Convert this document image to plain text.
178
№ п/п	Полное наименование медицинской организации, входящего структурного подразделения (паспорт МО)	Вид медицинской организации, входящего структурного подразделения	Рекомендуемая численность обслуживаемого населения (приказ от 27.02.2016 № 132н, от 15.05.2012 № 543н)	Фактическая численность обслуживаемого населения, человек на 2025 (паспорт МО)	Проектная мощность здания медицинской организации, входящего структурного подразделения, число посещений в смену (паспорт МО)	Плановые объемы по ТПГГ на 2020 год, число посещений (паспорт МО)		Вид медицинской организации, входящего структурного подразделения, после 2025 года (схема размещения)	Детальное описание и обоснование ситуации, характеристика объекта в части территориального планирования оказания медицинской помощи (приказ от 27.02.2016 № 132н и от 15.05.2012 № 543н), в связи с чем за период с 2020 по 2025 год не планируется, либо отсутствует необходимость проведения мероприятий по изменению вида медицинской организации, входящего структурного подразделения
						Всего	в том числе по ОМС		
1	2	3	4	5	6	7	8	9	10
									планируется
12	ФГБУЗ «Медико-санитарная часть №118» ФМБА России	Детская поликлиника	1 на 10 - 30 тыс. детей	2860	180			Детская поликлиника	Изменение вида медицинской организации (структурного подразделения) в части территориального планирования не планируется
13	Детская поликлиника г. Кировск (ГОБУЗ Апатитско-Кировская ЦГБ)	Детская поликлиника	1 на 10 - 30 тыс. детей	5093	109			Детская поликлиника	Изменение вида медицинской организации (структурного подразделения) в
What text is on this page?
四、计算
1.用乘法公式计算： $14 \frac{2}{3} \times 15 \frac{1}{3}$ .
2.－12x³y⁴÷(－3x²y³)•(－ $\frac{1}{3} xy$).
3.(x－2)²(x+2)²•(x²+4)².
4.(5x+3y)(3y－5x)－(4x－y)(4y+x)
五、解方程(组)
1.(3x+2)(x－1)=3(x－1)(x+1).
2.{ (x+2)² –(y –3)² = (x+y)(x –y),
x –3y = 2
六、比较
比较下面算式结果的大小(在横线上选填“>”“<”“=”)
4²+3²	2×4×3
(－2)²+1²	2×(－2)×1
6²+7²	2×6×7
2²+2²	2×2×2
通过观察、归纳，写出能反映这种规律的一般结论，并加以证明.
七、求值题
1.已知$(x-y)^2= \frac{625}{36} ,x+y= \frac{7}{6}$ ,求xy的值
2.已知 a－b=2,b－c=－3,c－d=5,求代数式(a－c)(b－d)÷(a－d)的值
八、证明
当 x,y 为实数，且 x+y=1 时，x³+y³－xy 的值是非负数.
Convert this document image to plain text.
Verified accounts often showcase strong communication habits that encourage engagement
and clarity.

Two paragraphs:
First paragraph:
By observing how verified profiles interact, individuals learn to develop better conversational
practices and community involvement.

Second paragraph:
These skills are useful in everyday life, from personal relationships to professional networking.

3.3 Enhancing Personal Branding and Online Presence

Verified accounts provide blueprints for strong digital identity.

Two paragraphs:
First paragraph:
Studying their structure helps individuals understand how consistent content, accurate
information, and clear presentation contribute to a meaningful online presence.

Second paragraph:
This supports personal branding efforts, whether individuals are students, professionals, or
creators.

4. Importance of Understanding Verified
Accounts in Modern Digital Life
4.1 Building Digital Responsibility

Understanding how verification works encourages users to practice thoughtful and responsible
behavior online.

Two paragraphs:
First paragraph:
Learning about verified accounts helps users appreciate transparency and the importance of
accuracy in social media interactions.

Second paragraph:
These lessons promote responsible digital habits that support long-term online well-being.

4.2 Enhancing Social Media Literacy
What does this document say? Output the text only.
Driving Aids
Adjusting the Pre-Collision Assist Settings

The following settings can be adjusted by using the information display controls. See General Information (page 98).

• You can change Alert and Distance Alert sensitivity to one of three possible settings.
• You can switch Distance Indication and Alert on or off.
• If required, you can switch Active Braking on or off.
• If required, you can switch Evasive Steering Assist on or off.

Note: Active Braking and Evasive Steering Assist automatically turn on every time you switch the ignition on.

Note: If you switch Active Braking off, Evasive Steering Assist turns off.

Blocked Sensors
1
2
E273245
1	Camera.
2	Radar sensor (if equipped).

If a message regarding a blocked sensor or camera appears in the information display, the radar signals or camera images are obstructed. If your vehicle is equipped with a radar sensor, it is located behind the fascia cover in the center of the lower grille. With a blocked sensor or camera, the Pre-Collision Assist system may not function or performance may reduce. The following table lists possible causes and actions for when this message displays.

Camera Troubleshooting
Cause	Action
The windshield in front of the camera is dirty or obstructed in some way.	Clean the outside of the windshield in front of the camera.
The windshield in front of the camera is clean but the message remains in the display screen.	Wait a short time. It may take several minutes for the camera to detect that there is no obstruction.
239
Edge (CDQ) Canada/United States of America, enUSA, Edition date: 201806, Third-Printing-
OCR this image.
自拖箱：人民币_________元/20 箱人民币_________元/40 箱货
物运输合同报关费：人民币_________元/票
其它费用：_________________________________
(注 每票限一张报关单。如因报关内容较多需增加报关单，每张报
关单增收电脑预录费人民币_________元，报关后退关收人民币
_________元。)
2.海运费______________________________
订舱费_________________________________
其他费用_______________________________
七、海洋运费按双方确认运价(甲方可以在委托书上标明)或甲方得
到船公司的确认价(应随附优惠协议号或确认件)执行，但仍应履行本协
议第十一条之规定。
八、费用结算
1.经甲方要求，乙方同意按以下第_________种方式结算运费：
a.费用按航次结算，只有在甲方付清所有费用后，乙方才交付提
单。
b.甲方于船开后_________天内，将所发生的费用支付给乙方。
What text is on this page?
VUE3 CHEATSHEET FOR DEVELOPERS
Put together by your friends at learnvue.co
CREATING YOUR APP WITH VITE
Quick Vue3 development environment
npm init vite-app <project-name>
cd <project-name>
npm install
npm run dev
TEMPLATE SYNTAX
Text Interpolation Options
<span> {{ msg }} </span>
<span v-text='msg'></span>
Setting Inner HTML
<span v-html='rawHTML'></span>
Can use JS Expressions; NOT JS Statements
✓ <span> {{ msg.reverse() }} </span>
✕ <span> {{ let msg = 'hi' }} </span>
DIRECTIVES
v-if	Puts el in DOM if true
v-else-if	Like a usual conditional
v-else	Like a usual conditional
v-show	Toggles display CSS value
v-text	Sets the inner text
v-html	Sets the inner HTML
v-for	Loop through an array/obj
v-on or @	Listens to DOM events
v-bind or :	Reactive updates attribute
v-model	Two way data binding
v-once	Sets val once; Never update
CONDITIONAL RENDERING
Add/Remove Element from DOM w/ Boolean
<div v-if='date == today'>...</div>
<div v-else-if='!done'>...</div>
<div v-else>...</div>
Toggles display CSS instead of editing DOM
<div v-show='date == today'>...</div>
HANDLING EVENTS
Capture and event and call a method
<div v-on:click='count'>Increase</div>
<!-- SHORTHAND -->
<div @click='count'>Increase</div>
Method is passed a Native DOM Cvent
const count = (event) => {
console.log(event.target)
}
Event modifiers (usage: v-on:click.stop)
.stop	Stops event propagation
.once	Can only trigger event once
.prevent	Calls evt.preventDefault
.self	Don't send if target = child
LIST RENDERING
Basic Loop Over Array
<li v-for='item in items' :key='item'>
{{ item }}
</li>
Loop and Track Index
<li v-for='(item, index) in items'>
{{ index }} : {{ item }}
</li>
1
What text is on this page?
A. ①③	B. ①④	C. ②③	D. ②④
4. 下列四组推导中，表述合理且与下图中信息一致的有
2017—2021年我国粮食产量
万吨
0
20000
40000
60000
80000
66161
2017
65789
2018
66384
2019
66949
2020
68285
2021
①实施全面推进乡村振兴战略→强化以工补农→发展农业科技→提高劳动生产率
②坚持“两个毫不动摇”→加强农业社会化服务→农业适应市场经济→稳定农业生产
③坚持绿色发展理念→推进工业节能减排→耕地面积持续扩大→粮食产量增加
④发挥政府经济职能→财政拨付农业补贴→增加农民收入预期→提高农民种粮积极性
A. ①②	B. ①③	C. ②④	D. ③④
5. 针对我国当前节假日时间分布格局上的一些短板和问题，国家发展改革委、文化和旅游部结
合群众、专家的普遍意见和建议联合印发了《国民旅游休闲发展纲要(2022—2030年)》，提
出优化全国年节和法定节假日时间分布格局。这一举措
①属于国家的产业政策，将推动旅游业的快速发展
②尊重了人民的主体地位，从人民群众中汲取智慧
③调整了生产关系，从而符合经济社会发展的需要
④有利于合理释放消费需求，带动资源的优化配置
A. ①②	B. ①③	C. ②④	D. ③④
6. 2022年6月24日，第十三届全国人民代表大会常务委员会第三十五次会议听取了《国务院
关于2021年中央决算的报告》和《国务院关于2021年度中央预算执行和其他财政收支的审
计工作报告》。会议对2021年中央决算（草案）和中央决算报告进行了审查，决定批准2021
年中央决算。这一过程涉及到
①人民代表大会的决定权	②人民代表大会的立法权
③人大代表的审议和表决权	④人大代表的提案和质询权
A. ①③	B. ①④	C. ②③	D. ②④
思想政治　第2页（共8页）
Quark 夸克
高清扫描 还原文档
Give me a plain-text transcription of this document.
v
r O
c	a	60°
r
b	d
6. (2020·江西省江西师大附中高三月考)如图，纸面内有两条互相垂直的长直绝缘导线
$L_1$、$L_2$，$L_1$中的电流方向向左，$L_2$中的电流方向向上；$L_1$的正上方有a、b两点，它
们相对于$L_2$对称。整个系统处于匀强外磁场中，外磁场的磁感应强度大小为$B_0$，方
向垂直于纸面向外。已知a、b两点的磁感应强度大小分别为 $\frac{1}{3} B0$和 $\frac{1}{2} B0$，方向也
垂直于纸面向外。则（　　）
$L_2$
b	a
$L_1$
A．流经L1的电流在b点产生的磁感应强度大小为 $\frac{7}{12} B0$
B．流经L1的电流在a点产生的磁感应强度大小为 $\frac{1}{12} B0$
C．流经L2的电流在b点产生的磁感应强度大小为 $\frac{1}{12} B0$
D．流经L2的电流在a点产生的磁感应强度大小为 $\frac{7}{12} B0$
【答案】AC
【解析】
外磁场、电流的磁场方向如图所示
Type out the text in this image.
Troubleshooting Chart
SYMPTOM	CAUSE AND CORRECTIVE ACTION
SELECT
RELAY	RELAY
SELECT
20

THE PROBLEM. Take every line from the one containing "Give me a plain-text" to the end of the listing and output it exactly, with nothing else.

THE REPLY.
Give me a plain-text transcription of this document.
v
r O
c	a	60°
r
b	d
6. (2020·江西省江西师大附中高三月考)如图，纸面内有两条互相垂直的长直绝缘导线
$L_1$、$L_2$，$L_1$中的电流方向向左，$L_2$中的电流方向向上；$L_1$的正上方有a、b两点，它
们相对于$L_2$对称。整个系统处于匀强外磁场中，外磁场的磁感应强度大小为$B_0$，方
向垂直于纸面向外。已知a、b两点的磁感应强度大小分别为 $\frac{1}{3} B0$和 $\frac{1}{2} B0$，方向也
垂直于纸面向外。则（　　）
$L_2$
b	a
$L_1$
A．流经L1的电流在b点产生的磁感应强度大小为 $\frac{7}{12} B0$
B．流经L1的电流在a点产生的磁感应强度大小为 $\frac{1}{12} B0$
C．流经L2的电流在b点产生的磁感应强度大小为 $\frac{1}{12} B0$
D．流经L2的电流在a点产生的磁感应强度大小为 $\frac{7}{12} B0$
【答案】AC
【解析】
外磁场、电流的磁场方向如图所示
Type out the text in this image.
Troubleshooting Chart
SYMPTOM	CAUSE AND CORRECTIVE ACTION
SELECT
RELAY	RELAY
SELECT
20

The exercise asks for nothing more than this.